* begin DATA SECTION *

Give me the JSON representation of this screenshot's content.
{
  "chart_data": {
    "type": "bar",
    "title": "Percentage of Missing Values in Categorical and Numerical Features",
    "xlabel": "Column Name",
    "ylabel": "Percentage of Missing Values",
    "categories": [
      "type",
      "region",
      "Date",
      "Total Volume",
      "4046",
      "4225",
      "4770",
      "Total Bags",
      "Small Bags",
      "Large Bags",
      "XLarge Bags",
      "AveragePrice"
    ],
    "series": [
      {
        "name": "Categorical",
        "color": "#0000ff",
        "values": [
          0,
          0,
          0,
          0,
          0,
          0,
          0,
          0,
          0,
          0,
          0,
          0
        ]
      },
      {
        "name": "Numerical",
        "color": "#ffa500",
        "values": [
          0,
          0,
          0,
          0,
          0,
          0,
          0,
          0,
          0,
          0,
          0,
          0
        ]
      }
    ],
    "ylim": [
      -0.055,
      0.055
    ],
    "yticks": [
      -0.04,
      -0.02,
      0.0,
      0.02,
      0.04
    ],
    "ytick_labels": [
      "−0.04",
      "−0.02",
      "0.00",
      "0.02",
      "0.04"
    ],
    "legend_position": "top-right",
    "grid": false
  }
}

* end DATA SECTION *

Every line above should be retyped exactly as given.

Give me the JSON representation of this screenshot's content.
{
  "chart_data": {
    "type": "bar",
    "title": "Percentage of Missing Values in Categorical and Numerical Features",
    "xlabel": "Column Name",
    "ylabel": "Percentage of Missing Values",
    "categories": [
      "type",
      "region",
      "Date",
      "Total Volume",
      "4046",
      "4225",
      "4770",
      "Total Bags",
      "Small Bags",
      "Large Bags",
      "XLarge Bags",
      "AveragePrice"
    ],
    "series": [
      {
        "name": "Categorical",
        "color": "#0000ff",
        "values": [
          0,
          0,
          0,
          0,
          0,
          0,
          0,
          0,
          0,
          0,
          0,
          0
        ]
      },
      {
        "name": "Numerical",
        "color": "#ffa500",
        "values": [
          0,
          0,
          0,
          0,
          0,
          0,
          0,
          0,
          0,
          0,
          0,
          0
        ]
      }
    ],
    "ylim": [
      -0.055,
      0.055
    ],
    "yticks": [
      -0.04,
      -0.02,
      0.0,
      0.02,
      0.04
    ],
    "ytick_labels": [
      "−0.04",
      "−0.02",
      "0.00",
      "0.02",
      "0.04"
    ],
    "legend_position": "top-right",
    "grid": false
  }
}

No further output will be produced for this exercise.